● **TASK BRIEF**: Collect from the data below each line with "swing".

>>>>>

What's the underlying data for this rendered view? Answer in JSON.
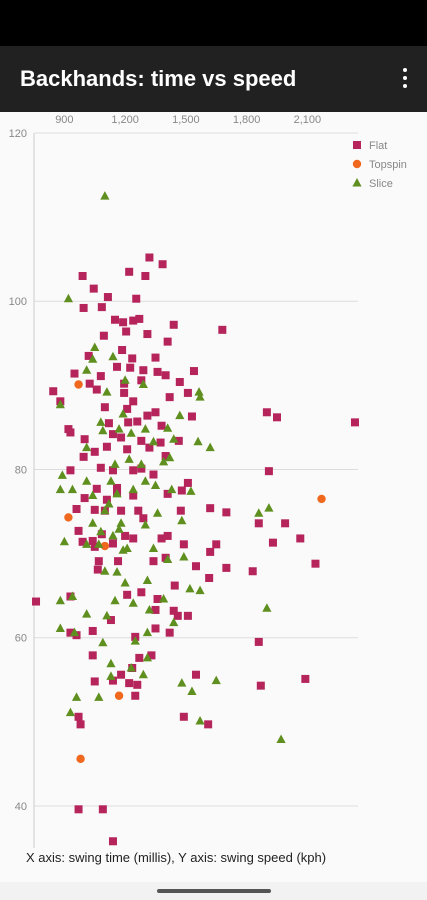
{
  "app": {
    "title": "Backhands: time vs speed",
    "menu_icon": "more-vert-icon"
  },
  "caption": "X axis: swing time (millis), Y axis: swing speed (kph)",
  "chart_data": {
    "type": "scatter",
    "title": "",
    "xlabel": "swing time (millis)",
    "ylabel": "swing speed (kph)",
    "xlim": [
      750,
      2350
    ],
    "ylim": [
      35,
      120
    ],
    "x_ticks": [
      "900",
      "1,200",
      "1,500",
      "1,800",
      "2,100"
    ],
    "x_tick_values": [
      900,
      1200,
      1500,
      1800,
      2100
    ],
    "y_ticks": [
      "40",
      "60",
      "80",
      "100",
      "120"
    ],
    "y_tick_values": [
      40,
      60,
      80,
      100,
      120
    ],
    "legend": "top-right",
    "grid": "horizontal",
    "series": [
      {
        "name": "Flat",
        "color": "#b5245a",
        "marker": "square",
        "points": [
          [
            1320,
            105.2
          ],
          [
            1385,
            104.4
          ],
          [
            1220,
            103.5
          ],
          [
            990,
            103
          ],
          [
            1300,
            103
          ],
          [
            1045,
            101.5
          ],
          [
            1115,
            100.5
          ],
          [
            1255,
            100.3
          ],
          [
            1085,
            99.3
          ],
          [
            995,
            99.2
          ],
          [
            1150,
            97.8
          ],
          [
            1190,
            97.5
          ],
          [
            1240,
            97.7
          ],
          [
            1270,
            97.9
          ],
          [
            1440,
            97.2
          ],
          [
            1680,
            96.6
          ],
          [
            1205,
            96.4
          ],
          [
            1310,
            96.1
          ],
          [
            1095,
            95.9
          ],
          [
            1410,
            95.2
          ],
          [
            1185,
            94.2
          ],
          [
            1020,
            93.5
          ],
          [
            1235,
            93.2
          ],
          [
            1350,
            93.3
          ],
          [
            1160,
            92.2
          ],
          [
            1225,
            92.1
          ],
          [
            1290,
            91.8
          ],
          [
            1360,
            91.6
          ],
          [
            1400,
            91.2
          ],
          [
            1540,
            91.7
          ],
          [
            950,
            91.4
          ],
          [
            1080,
            91.1
          ],
          [
            1280,
            90.6
          ],
          [
            1470,
            90.4
          ],
          [
            1025,
            90.2
          ],
          [
            1195,
            90.2
          ],
          [
            1060,
            89.5
          ],
          [
            1510,
            89.1
          ],
          [
            845,
            89.3
          ],
          [
            1195,
            89.1
          ],
          [
            1420,
            88.6
          ],
          [
            1240,
            88.1
          ],
          [
            880,
            88.1
          ],
          [
            1100,
            87.4
          ],
          [
            1210,
            87.2
          ],
          [
            1350,
            86.8
          ],
          [
            1310,
            86.4
          ],
          [
            1530,
            86.3
          ],
          [
            1900,
            86.8
          ],
          [
            1950,
            86.2
          ],
          [
            2335,
            85.6
          ],
          [
            1120,
            85.5
          ],
          [
            1215,
            85.6
          ],
          [
            1260,
            85.7
          ],
          [
            1380,
            85.2
          ],
          [
            920,
            84.8
          ],
          [
            1140,
            84.2
          ],
          [
            930,
            84.4
          ],
          [
            1180,
            83.8
          ],
          [
            1000,
            83.6
          ],
          [
            1280,
            83.4
          ],
          [
            1375,
            83.2
          ],
          [
            1465,
            83.4
          ],
          [
            1320,
            82.6
          ],
          [
            1110,
            82.7
          ],
          [
            1210,
            82.4
          ],
          [
            1050,
            82.1
          ],
          [
            995,
            81.5
          ],
          [
            1400,
            81.6
          ],
          [
            930,
            79.9
          ],
          [
            1080,
            80.2
          ],
          [
            1140,
            79.9
          ],
          [
            1240,
            79.9
          ],
          [
            1280,
            80.1
          ],
          [
            1340,
            79.4
          ],
          [
            1910,
            79.8
          ],
          [
            1510,
            78.4
          ],
          [
            1060,
            77.7
          ],
          [
            1160,
            77.8
          ],
          [
            1410,
            77.1
          ],
          [
            1480,
            77.5
          ],
          [
            1160,
            77.3
          ],
          [
            1240,
            76.9
          ],
          [
            1000,
            76.6
          ],
          [
            1110,
            76.4
          ],
          [
            1620,
            75.4
          ],
          [
            1475,
            75.1
          ],
          [
            960,
            75.3
          ],
          [
            1100,
            75.1
          ],
          [
            1180,
            75.1
          ],
          [
            1265,
            75.1
          ],
          [
            1700,
            74.9
          ],
          [
            1990,
            73.6
          ],
          [
            2065,
            71.8
          ],
          [
            1050,
            75.2
          ],
          [
            1290,
            74.2
          ],
          [
            1860,
            73.6
          ],
          [
            970,
            72.7
          ],
          [
            1085,
            72.3
          ],
          [
            1200,
            72.1
          ],
          [
            1410,
            72.1
          ],
          [
            1490,
            71.1
          ],
          [
            1650,
            71.1
          ],
          [
            1930,
            71.3
          ],
          [
            1140,
            71.2
          ],
          [
            1240,
            71.8
          ],
          [
            1380,
            71.8
          ],
          [
            1040,
            71.5
          ],
          [
            990,
            71.4
          ],
          [
            1050,
            70.8
          ],
          [
            1620,
            70.2
          ],
          [
            1400,
            69.5
          ],
          [
            1070,
            69.1
          ],
          [
            1165,
            69.1
          ],
          [
            1340,
            69.1
          ],
          [
            2140,
            68.8
          ],
          [
            1700,
            68.3
          ],
          [
            1550,
            68.5
          ],
          [
            1830,
            67.9
          ],
          [
            1065,
            68.1
          ],
          [
            1615,
            67.1
          ],
          [
            1445,
            66.2
          ],
          [
            1210,
            65.1
          ],
          [
            1280,
            65.4
          ],
          [
            1360,
            64.6
          ],
          [
            930,
            64.9
          ],
          [
            1350,
            63.3
          ],
          [
            760,
            64.3
          ],
          [
            1440,
            63.2
          ],
          [
            1510,
            62.6
          ],
          [
            1460,
            62.6
          ],
          [
            1130,
            62.1
          ],
          [
            930,
            60.6
          ],
          [
            1350,
            61.1
          ],
          [
            1040,
            60.8
          ],
          [
            960,
            60.3
          ],
          [
            1250,
            60.1
          ],
          [
            1420,
            60.6
          ],
          [
            1860,
            59.5
          ],
          [
            1270,
            57.6
          ],
          [
            1040,
            57.9
          ],
          [
            1330,
            57.9
          ],
          [
            1235,
            56.4
          ],
          [
            1180,
            55.6
          ],
          [
            1140,
            54.9
          ],
          [
            1220,
            54.6
          ],
          [
            1260,
            54.4
          ],
          [
            1050,
            54.8
          ],
          [
            1550,
            55.6
          ],
          [
            1870,
            54.3
          ],
          [
            2090,
            55.1
          ],
          [
            1250,
            53.1
          ],
          [
            970,
            50.6
          ],
          [
            1490,
            50.6
          ],
          [
            1610,
            49.7
          ],
          [
            980,
            49.7
          ],
          [
            970,
            39.6
          ],
          [
            1090,
            39.6
          ],
          [
            1140,
            35.8
          ]
        ]
      },
      {
        "name": "Topspin",
        "color": "#f0671e",
        "marker": "circle",
        "points": [
          [
            970,
            90.1
          ],
          [
            920,
            74.3
          ],
          [
            1100,
            70.9
          ],
          [
            1170,
            53.1
          ],
          [
            980,
            45.6
          ],
          [
            2170,
            76.5
          ]
        ]
      },
      {
        "name": "Slice",
        "color": "#5e8f1f",
        "marker": "triangle",
        "points": [
          [
            1100,
            112.5
          ],
          [
            920,
            100.3
          ],
          [
            1050,
            94.5
          ],
          [
            1040,
            93.1
          ],
          [
            1140,
            93.4
          ],
          [
            1010,
            91.8
          ],
          [
            1200,
            90.6
          ],
          [
            1290,
            90.1
          ],
          [
            1110,
            89.2
          ],
          [
            1565,
            89.2
          ],
          [
            1570,
            88.6
          ],
          [
            880,
            87.7
          ],
          [
            1470,
            86.4
          ],
          [
            1190,
            86.6
          ],
          [
            1080,
            85.6
          ],
          [
            1300,
            84.8
          ],
          [
            1170,
            84.8
          ],
          [
            1090,
            84.6
          ],
          [
            1410,
            84.9
          ],
          [
            1230,
            84.3
          ],
          [
            1440,
            83.6
          ],
          [
            1340,
            83.3
          ],
          [
            1560,
            83.3
          ],
          [
            1620,
            82.6
          ],
          [
            1010,
            82.6
          ],
          [
            1420,
            81.4
          ],
          [
            1280,
            80.6
          ],
          [
            1150,
            80.6
          ],
          [
            1220,
            81.2
          ],
          [
            1390,
            80.9
          ],
          [
            890,
            79.3
          ],
          [
            1010,
            78.6
          ],
          [
            1300,
            78.6
          ],
          [
            1130,
            78.6
          ],
          [
            1350,
            78.1
          ],
          [
            1240,
            77.6
          ],
          [
            1430,
            77.6
          ],
          [
            1525,
            77.4
          ],
          [
            1160,
            77.1
          ],
          [
            880,
            77.6
          ],
          [
            940,
            77.6
          ],
          [
            1040,
            76.9
          ],
          [
            1120,
            75.9
          ],
          [
            1100,
            75.1
          ],
          [
            1910,
            75.4
          ],
          [
            1360,
            74.8
          ],
          [
            1860,
            74.8
          ],
          [
            1480,
            73.9
          ],
          [
            1300,
            73.4
          ],
          [
            1180,
            73.6
          ],
          [
            1040,
            73.6
          ],
          [
            1170,
            72.9
          ],
          [
            1080,
            72.6
          ],
          [
            1140,
            72.1
          ],
          [
            900,
            71.4
          ],
          [
            1070,
            71.1
          ],
          [
            1010,
            71.1
          ],
          [
            1210,
            70.6
          ],
          [
            1190,
            70.4
          ],
          [
            1340,
            70.6
          ],
          [
            1490,
            69.6
          ],
          [
            1410,
            69.3
          ],
          [
            1100,
            67.9
          ],
          [
            1160,
            67.8
          ],
          [
            1310,
            66.8
          ],
          [
            1200,
            66.5
          ],
          [
            1520,
            65.8
          ],
          [
            1570,
            65.6
          ],
          [
            1150,
            64.4
          ],
          [
            1390,
            64.6
          ],
          [
            1240,
            64.1
          ],
          [
            880,
            64.4
          ],
          [
            940,
            64.9
          ],
          [
            1900,
            63.5
          ],
          [
            1320,
            63.3
          ],
          [
            1010,
            62.8
          ],
          [
            1110,
            62.6
          ],
          [
            1440,
            61.8
          ],
          [
            880,
            61.1
          ],
          [
            950,
            60.6
          ],
          [
            1310,
            60.6
          ],
          [
            1250,
            59.6
          ],
          [
            1090,
            59.4
          ],
          [
            1310,
            57.6
          ],
          [
            1130,
            56.9
          ],
          [
            1230,
            56.4
          ],
          [
            1290,
            55.6
          ],
          [
            1130,
            55.4
          ],
          [
            1650,
            54.9
          ],
          [
            1480,
            54.6
          ],
          [
            1530,
            53.6
          ],
          [
            1070,
            52.9
          ],
          [
            960,
            52.9
          ],
          [
            930,
            51.1
          ],
          [
            1570,
            50.1
          ],
          [
            1970,
            47.9
          ]
        ]
      }
    ]
  }
}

<<<<<

● **FULL OUTPUT**:
  "caption": "X axis: swing time (millis), Y axis: swing speed (kph)",
    "xlabel": "swing time (millis)",
    "ylabel": "swing speed (kph)",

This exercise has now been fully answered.